* [WRITTEN EXERCISE] Exactly reproduce each record listed below.

* [RECORDS SHOWN]

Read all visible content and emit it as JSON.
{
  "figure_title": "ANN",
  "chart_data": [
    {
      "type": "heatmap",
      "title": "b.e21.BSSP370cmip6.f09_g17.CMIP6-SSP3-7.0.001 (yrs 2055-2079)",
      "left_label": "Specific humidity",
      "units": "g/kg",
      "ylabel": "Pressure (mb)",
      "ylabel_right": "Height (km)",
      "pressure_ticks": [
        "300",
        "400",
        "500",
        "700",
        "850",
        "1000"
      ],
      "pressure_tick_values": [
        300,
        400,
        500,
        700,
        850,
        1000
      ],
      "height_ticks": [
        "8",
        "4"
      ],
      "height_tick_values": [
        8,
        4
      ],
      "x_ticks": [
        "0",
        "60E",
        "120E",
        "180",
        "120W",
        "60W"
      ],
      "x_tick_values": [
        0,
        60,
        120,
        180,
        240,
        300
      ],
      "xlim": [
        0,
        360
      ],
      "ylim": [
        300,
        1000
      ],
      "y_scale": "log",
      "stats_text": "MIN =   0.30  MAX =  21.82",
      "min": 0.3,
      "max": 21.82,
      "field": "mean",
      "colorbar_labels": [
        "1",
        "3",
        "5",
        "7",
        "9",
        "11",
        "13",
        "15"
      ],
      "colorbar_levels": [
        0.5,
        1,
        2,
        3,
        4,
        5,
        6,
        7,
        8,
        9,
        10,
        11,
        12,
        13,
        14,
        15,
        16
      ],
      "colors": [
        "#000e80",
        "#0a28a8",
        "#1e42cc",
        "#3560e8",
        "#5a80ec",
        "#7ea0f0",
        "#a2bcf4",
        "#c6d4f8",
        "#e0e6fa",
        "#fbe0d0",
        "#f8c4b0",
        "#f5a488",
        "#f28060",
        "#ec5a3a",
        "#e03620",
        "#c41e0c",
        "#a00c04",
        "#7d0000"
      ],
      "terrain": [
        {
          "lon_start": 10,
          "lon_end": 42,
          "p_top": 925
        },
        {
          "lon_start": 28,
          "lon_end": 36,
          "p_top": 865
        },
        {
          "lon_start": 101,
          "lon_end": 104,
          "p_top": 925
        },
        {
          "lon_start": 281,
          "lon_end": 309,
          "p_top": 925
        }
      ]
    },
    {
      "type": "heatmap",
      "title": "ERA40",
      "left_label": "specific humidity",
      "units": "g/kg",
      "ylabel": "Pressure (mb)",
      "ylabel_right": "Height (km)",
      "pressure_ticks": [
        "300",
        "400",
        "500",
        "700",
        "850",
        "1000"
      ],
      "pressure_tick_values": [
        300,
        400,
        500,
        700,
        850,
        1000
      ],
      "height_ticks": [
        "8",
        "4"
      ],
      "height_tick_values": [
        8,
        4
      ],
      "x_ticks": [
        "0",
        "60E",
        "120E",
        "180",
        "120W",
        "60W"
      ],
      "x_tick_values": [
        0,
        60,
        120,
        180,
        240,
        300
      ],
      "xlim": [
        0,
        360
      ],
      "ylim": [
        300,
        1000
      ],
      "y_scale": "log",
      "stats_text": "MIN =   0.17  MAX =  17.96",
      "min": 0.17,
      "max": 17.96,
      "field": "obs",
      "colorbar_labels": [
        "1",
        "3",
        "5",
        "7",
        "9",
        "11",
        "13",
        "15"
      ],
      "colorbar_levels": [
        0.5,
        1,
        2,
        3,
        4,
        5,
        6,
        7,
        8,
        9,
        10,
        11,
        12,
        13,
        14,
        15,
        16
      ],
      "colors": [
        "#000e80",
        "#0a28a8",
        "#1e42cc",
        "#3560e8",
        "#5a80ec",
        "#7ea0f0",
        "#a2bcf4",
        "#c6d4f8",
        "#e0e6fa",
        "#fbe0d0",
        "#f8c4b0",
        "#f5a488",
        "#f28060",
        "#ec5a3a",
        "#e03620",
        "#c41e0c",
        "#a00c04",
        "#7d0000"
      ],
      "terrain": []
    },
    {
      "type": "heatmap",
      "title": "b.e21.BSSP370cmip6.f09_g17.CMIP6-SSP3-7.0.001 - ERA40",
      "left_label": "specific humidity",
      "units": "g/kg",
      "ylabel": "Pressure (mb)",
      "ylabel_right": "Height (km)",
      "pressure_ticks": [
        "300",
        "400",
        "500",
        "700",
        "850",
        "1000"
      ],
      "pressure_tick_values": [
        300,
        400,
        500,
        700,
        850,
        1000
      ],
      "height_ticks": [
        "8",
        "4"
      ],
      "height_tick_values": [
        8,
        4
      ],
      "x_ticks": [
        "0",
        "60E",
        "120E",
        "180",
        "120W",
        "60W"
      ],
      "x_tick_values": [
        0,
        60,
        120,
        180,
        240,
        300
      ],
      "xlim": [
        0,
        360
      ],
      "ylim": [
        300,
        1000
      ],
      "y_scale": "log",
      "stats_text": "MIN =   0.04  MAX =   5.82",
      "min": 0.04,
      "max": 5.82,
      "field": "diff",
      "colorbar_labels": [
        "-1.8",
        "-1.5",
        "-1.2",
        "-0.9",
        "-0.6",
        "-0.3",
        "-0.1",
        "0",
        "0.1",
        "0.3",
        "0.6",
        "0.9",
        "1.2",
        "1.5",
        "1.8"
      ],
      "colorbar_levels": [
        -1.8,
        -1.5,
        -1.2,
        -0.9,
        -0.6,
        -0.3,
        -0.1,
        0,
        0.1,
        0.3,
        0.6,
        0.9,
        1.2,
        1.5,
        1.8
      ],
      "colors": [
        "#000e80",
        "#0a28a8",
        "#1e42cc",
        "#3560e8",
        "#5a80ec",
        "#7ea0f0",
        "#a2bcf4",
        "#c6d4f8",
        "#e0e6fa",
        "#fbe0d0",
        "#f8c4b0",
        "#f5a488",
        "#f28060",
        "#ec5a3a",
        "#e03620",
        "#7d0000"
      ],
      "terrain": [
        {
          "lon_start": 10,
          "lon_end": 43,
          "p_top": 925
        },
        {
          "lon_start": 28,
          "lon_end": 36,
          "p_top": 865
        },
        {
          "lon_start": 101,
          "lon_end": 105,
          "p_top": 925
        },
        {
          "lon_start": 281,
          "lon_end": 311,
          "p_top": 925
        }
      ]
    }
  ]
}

* [FULL OUTPUT]
Read all visible content and emit it as JSON.
{
  "figure_title": "ANN",
  "chart_data": [
    {
      "type": "heatmap",
      "title": "b.e21.BSSP370cmip6.f09_g17.CMIP6-SSP3-7.0.001 (yrs 2055-2079)",
      "left_label": "Specific humidity",
      "units": "g/kg",
      "ylabel": "Pressure (mb)",
      "ylabel_right": "Height (km)",
      "pressure_ticks": [
        "300",
        "400",
        "500",
        "700",
        "850",
        "1000"
      ],
      "pressure_tick_values": [
        300,
        400,
        500,
        700,
        850,
        1000
      ],
      "height_ticks": [
        "8",
        "4"
      ],
      "height_tick_values": [
        8,
        4
      ],
      "x_ticks": [
        "0",
        "60E",
        "120E",
        "180",
        "120W",
        "60W"
      ],
      "x_tick_values": [
        0,
        60,
        120,
        180,
        240,
        300
      ],
      "xlim": [
        0,
        360
      ],
      "ylim": [
        300,
        1000
      ],
      "y_scale": "log",
      "stats_text": "MIN =   0.30  MAX =  21.82",
      "min": 0.3,
      "max": 21.82,
      "field": "mean",
      "colorbar_labels": [
        "1",
        "3",
        "5",
        "7",
        "9",
        "11",
        "13",
        "15"
      ],
      "colorbar_levels": [
        0.5,
        1,
        2,
        3,
        4,
        5,
        6,
        7,
        8,
        9,
        10,
        11,
        12,
        13,
        14,
        15,
        16
      ],
      "colors": [
        "#000e80",
        "#0a28a8",
        "#1e42cc",
        "#3560e8",
        "#5a80ec",
        "#7ea0f0",
        "#a2bcf4",
        "#c6d4f8",
        "#e0e6fa",
        "#fbe0d0",
        "#f8c4b0",
        "#f5a488",
        "#f28060",
        "#ec5a3a",
        "#e03620",
        "#c41e0c",
        "#a00c04",
        "#7d0000"
      ],
      "terrain": [
        {
          "lon_start": 10,
          "lon_end": 42,
          "p_top": 925
        },
        {
          "lon_start": 28,
          "lon_end": 36,
          "p_top": 865
        },
        {
          "lon_start": 101,
          "lon_end": 104,
          "p_top": 925
        },
        {
          "lon_start": 281,
          "lon_end": 309,
          "p_top": 925
        }
      ]
    },
    {
      "type": "heatmap",
      "title": "ERA40",
      "left_label": "specific humidity",
      "units": "g/kg",
      "ylabel": "Pressure (mb)",
      "ylabel_right": "Height (km)",
      "pressure_ticks": [
        "300",
        "400",
        "500",
        "700",
        "850",
        "1000"
      ],
      "pressure_tick_values": [
        300,
        400,
        500,
        700,
        850,
        1000
      ],
      "height_ticks": [
        "8",
        "4"
      ],
      "height_tick_values": [
        8,
        4
      ],
      "x_ticks": [
        "0",
        "60E",
        "120E",
        "180",
        "120W",
        "60W"
      ],
      "x_tick_values": [
        0,
        60,
        120,
        180,
        240,
        300
      ],
      "xlim": [
        0,
        360
      ],
      "ylim": [
        300,
        1000
      ],
      "y_scale": "log",
      "stats_text": "MIN =   0.17  MAX =  17.96",
      "min": 0.17,
      "max": 17.96,
      "field": "obs",
      "colorbar_labels": [
        "1",
        "3",
        "5",
        "7",
        "9",
        "11",
        "13",
        "15"
      ],
      "colorbar_levels": [
        0.5,
        1,
        2,
        3,
        4,
        5,
        6,
        7,
        8,
        9,
        10,
        11,
        12,
        13,
        14,
        15,
        16
      ],
      "colors": [
        "#000e80",
        "#0a28a8",
        "#1e42cc",
        "#3560e8",
        "#5a80ec",
        "#7ea0f0",
        "#a2bcf4",
        "#c6d4f8",
        "#e0e6fa",
        "#fbe0d0",
        "#f8c4b0",
        "#f5a488",
        "#f28060",
        "#ec5a3a",
        "#e03620",
        "#c41e0c",
        "#a00c04",
        "#7d0000"
      ],
      "terrain": []
    },
    {
      "type": "heatmap",
      "title": "b.e21.BSSP370cmip6.f09_g17.CMIP6-SSP3-7.0.001 - ERA40",
      "left_label": "specific humidity",
      "units": "g/kg",
      "ylabel": "Pressure (mb)",
      "ylabel_right": "Height (km)",
      "pressure_ticks": [
        "300",
        "400",
        "500",
        "700",
        "850",
        "1000"
      ],
      "pressure_tick_values": [
        300,
        400,
        500,
        700,
        850,
        1000
      ],
      "height_ticks": [
        "8",
        "4"
      ],
      "height_tick_values": [
        8,
        4
      ],
      "x_ticks": [
        "0",
        "60E",
        "120E",
        "180",
        "120W",
        "60W"
      ],
      "x_tick_values": [
        0,
        60,
        120,
        180,
        240,
        300
      ],
      "xlim": [
        0,
        360
      ],
      "ylim": [
        300,
        1000
      ],
      "y_scale": "log",
      "stats_text": "MIN =   0.04  MAX =   5.82",
      "min": 0.04,
      "max": 5.82,
      "field": "diff",
      "colorbar_labels": [
        "-1.8",
        "-1.5",
        "-1.2",
        "-0.9",
        "-0.6",
        "-0.3",
        "-0.1",
        "0",
        "0.1",
        "0.3",
        "0.6",
        "0.9",
        "1.2",
        "1.5",
        "1.8"
      ],
      "colorbar_levels": [
        -1.8,
        -1.5,
        -1.2,
        -0.9,
        -0.6,
        -0.3,
        -0.1,
        0,
        0.1,
        0.3,
        0.6,
        0.9,
        1.2,
        1.5,
        1.8
      ],
      "colors": [
        "#000e80",
        "#0a28a8",
        "#1e42cc",
        "#3560e8",
        "#5a80ec",
        "#7ea0f0",
        "#a2bcf4",
        "#c6d4f8",
        "#e0e6fa",
        "#fbe0d0",
        "#f8c4b0",
        "#f5a488",
        "#f28060",
        "#ec5a3a",
        "#e03620",
        "#7d0000"
      ],
      "terrain": [
        {
          "lon_start": 10,
          "lon_end": 43,
          "p_top": 925
        },
        {
          "lon_start": 28,
          "lon_end": 36,
          "p_top": 865
        },
        {
          "lon_start": 101,
          "lon_end": 105,
          "p_top": 925
        },
        {
          "lon_start": 281,
          "lon_end": 311,
          "p_top": 925
        }
      ]
    }
  ]
}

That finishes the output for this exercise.